- **YOUR TASK**
Transcribe each record exactly. Include every one.

........

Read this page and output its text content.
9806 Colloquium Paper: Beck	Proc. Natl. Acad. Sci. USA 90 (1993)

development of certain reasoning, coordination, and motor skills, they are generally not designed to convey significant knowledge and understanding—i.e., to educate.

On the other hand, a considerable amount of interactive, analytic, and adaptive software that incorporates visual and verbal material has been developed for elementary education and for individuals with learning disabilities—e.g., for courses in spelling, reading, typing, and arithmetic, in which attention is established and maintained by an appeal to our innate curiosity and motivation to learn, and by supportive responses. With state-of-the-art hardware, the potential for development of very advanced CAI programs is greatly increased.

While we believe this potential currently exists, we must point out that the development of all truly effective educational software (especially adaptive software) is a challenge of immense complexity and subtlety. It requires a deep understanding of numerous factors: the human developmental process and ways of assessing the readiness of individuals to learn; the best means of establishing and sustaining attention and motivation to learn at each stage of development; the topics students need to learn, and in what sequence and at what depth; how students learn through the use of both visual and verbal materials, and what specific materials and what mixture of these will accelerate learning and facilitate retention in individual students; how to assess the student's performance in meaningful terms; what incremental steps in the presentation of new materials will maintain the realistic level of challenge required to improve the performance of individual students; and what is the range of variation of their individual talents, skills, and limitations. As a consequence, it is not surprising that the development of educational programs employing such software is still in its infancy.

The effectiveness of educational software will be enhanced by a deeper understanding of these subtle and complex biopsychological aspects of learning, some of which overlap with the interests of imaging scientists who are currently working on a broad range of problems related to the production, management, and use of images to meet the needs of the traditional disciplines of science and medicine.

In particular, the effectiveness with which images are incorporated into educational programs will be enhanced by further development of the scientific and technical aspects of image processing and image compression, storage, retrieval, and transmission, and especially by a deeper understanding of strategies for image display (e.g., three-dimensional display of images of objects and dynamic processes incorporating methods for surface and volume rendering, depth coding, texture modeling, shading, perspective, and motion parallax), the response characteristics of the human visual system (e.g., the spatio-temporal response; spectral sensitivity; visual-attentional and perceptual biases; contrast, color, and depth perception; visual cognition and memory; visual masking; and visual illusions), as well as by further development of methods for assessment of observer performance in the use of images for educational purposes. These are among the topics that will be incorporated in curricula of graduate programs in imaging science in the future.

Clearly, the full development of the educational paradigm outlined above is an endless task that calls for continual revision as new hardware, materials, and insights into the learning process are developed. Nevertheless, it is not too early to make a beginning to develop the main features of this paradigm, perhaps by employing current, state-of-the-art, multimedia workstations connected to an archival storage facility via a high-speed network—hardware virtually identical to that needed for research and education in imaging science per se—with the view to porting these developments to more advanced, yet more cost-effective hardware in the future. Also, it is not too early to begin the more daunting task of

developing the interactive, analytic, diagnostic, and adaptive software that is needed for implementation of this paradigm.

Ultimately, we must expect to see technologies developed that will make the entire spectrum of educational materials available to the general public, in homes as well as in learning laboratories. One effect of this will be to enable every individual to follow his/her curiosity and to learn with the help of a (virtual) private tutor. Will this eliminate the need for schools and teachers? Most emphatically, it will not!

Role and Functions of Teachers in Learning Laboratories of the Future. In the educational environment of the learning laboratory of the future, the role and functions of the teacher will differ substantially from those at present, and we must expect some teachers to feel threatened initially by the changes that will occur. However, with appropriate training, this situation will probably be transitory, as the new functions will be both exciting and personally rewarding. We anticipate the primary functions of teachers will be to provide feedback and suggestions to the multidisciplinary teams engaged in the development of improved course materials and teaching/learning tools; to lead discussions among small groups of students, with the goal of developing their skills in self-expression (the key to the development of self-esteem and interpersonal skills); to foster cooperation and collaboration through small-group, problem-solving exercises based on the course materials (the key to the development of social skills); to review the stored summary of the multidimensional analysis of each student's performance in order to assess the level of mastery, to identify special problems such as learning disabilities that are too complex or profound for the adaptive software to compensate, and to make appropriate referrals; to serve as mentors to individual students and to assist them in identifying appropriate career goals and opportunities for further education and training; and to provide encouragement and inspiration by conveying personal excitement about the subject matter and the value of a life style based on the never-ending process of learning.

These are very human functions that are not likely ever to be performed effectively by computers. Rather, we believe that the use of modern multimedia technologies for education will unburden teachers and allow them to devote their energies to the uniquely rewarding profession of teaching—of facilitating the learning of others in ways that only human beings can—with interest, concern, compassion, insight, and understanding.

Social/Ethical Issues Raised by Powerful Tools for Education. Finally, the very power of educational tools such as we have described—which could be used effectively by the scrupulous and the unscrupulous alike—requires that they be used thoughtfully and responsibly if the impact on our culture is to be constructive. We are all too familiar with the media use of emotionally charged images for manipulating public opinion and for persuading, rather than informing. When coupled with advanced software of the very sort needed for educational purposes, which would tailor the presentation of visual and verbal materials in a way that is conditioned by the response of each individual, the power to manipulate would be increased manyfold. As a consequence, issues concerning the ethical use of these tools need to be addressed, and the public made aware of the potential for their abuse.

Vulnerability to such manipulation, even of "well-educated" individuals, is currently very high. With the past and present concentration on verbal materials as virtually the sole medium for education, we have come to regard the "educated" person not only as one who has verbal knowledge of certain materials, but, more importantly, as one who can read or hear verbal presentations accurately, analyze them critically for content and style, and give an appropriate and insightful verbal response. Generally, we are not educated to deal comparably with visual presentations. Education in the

........

- **OUTPUT FOR THIS TASK**
Read this page and output its text content.
9806 Colloquium Paper: Beck	Proc. Natl. Acad. Sci. USA 90 (1993)

development of certain reasoning, coordination, and motor skills, they are generally not designed to convey significant knowledge and understanding—i.e., to educate.

On the other hand, a considerable amount of interactive, analytic, and adaptive software that incorporates visual and verbal material has been developed for elementary education and for individuals with learning disabilities—e.g., for courses in spelling, reading, typing, and arithmetic, in which attention is established and maintained by an appeal to our innate curiosity and motivation to learn, and by supportive responses. With state-of-the-art hardware, the potential for development of very advanced CAI programs is greatly increased.

While we believe this potential currently exists, we must point out that the development of all truly effective educational software (especially adaptive software) is a challenge of immense complexity and subtlety. It requires a deep understanding of numerous factors: the human developmental process and ways of assessing the readiness of individuals to learn; the best means of establishing and sustaining attention and motivation to learn at each stage of development; the topics students need to learn, and in what sequence and at what depth; how students learn through the use of both visual and verbal materials, and what specific materials and what mixture of these will accelerate learning and facilitate retention in individual students; how to assess the student's performance in meaningful terms; what incremental steps in the presentation of new materials will maintain the realistic level of challenge required to improve the performance of individual students; and what is the range of variation of their individual talents, skills, and limitations. As a consequence, it is not surprising that the development of educational programs employing such software is still in its infancy.

The effectiveness of educational software will be enhanced by a deeper understanding of these subtle and complex biopsychological aspects of learning, some of which overlap with the interests of imaging scientists who are currently working on a broad range of problems related to the production, management, and use of images to meet the needs of the traditional disciplines of science and medicine.

In particular, the effectiveness with which images are incorporated into educational programs will be enhanced by further development of the scientific and technical aspects of image processing and image compression, storage, retrieval, and transmission, and especially by a deeper understanding of strategies for image display (e.g., three-dimensional display of images of objects and dynamic processes incorporating methods for surface and volume rendering, depth coding, texture modeling, shading, perspective, and motion parallax), the response characteristics of the human visual system (e.g., the spatio-temporal response; spectral sensitivity; visual-attentional and perceptual biases; contrast, color, and depth perception; visual cognition and memory; visual masking; and visual illusions), as well as by further development of methods for assessment of observer performance in the use of images for educational purposes. These are among the topics that will be incorporated in curricula of graduate programs in imaging science in the future.

Clearly, the full development of the educational paradigm outlined above is an endless task that calls for continual revision as new hardware, materials, and insights into the learning process are developed. Nevertheless, it is not too early to make a beginning to develop the main features of this paradigm, perhaps by employing current, state-of-the-art, multimedia workstations connected to an archival storage facility via a high-speed network—hardware virtually identical to that needed for research and education in imaging science per se—with the view to porting these developments to more advanced, yet more cost-effective hardware in the future. Also, it is not too early to begin the more daunting task of

developing the interactive, analytic, diagnostic, and adaptive software that is needed for implementation of this paradigm.

Ultimately, we must expect to see technologies developed that will make the entire spectrum of educational materials available to the general public, in homes as well as in learning laboratories. One effect of this will be to enable every individual to follow his/her curiosity and to learn with the help of a (virtual) private tutor. Will this eliminate the need for schools and teachers? Most emphatically, it will not!

Role and Functions of Teachers in Learning Laboratories of the Future. In the educational environment of the learning laboratory of the future, the role and functions of the teacher will differ substantially from those at present, and we must expect some teachers to feel threatened initially by the changes that will occur. However, with appropriate training, this situation will probably be transitory, as the new functions will be both exciting and personally rewarding. We anticipate the primary functions of teachers will be to provide feedback and suggestions to the multidisciplinary teams engaged in the development of improved course materials and teaching/learning tools; to lead discussions among small groups of students, with the goal of developing their skills in self-expression (the key to the development of self-esteem and interpersonal skills); to foster cooperation and collaboration through small-group, problem-solving exercises based on the course materials (the key to the development of social skills); to review the stored summary of the multidimensional analysis of each student's performance in order to assess the level of mastery, to identify special problems such as learning disabilities that are too complex or profound for the adaptive software to compensate, and to make appropriate referrals; to serve as mentors to individual students and to assist them in identifying appropriate career goals and opportunities for further education and training; and to provide encouragement and inspiration by conveying personal excitement about the subject matter and the value of a life style based on the never-ending process of learning.

These are very human functions that are not likely ever to be performed effectively by computers. Rather, we believe that the use of modern multimedia technologies for education will unburden teachers and allow them to devote their energies to the uniquely rewarding profession of teaching—of facilitating the learning of others in ways that only human beings can—with interest, concern, compassion, insight, and understanding.

Social/Ethical Issues Raised by Powerful Tools for Education. Finally, the very power of educational tools such as we have described—which could be used effectively by the scrupulous and the unscrupulous alike—requires that they be used thoughtfully and responsibly if the impact on our culture is to be constructive. We are all too familiar with the media use of emotionally charged images for manipulating public opinion and for persuading, rather than informing. When coupled with advanced software of the very sort needed for educational purposes, which would tailor the presentation of visual and verbal materials in a way that is conditioned by the response of each individual, the power to manipulate would be increased manyfold. As a consequence, issues concerning the ethical use of these tools need to be addressed, and the public made aware of the potential for their abuse.

Vulnerability to such manipulation, even of "well-educated" individuals, is currently very high. With the past and present concentration on verbal materials as virtually the sole medium for education, we have come to regard the "educated" person not only as one who has verbal knowledge of certain materials, but, more importantly, as one who can read or hear verbal presentations accurately, analyze them critically for content and style, and give an appropriate and insightful verbal response. Generally, we are not educated to deal comparably with visual presentations. Education in the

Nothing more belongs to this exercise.